(What you will do): Check each line of the listing below for the string "chili", and give only how many lines hold it.

(Material to process):
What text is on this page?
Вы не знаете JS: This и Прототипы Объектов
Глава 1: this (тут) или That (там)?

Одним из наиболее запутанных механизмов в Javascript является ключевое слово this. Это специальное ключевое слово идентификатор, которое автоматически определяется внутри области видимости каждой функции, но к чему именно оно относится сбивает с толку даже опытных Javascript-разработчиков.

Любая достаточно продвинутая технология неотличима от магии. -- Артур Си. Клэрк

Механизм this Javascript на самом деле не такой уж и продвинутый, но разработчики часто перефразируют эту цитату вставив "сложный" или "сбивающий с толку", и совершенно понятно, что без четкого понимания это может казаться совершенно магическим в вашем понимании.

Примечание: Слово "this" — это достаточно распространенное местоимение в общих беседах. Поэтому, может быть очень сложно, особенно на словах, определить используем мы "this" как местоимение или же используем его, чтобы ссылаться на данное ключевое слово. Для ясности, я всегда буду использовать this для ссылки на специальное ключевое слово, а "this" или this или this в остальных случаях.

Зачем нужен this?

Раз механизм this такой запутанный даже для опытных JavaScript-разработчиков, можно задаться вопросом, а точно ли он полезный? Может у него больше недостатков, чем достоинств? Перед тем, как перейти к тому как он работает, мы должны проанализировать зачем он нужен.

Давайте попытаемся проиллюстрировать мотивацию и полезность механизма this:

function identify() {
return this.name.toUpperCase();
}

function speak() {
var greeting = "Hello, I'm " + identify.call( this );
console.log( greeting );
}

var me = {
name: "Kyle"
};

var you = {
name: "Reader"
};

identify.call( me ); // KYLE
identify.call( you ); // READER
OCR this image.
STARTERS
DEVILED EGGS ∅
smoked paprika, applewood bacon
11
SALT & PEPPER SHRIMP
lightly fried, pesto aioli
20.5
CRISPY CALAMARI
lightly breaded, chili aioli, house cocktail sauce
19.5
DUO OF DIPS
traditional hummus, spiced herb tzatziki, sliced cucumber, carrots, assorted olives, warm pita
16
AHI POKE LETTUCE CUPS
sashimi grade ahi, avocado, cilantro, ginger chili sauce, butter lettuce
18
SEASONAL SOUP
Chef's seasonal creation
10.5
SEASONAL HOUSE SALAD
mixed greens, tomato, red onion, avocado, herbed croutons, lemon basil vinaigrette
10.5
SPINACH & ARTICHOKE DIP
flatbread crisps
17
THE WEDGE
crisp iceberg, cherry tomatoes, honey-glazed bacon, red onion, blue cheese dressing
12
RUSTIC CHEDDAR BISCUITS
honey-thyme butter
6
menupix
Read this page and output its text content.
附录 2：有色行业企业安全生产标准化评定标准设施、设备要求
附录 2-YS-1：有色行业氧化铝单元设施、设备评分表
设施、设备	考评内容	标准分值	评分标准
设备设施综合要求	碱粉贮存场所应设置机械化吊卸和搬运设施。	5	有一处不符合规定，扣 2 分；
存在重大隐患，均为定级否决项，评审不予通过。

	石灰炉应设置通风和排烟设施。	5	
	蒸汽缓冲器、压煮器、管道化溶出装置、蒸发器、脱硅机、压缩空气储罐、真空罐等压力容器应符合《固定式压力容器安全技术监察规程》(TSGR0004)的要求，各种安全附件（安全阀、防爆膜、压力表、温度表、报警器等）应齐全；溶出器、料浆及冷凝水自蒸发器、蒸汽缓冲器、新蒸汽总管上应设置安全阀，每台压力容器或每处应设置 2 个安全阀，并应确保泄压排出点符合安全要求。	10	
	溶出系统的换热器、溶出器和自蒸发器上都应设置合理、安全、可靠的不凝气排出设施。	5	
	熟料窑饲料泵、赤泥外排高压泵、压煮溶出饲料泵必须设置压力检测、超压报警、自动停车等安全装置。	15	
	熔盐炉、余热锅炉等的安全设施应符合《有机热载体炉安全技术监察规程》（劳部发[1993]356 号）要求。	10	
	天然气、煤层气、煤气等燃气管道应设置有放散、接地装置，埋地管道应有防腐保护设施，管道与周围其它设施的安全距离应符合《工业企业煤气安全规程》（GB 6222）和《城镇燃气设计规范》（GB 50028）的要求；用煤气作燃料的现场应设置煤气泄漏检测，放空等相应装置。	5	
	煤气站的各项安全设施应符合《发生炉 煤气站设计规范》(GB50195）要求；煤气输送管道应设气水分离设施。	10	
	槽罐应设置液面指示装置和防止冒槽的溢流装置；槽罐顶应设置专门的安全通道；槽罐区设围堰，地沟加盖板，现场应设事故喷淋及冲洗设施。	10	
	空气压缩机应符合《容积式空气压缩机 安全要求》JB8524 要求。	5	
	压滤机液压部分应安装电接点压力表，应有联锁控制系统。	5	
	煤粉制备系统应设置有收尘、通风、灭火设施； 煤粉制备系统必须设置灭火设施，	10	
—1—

(Answer to the exercise): 2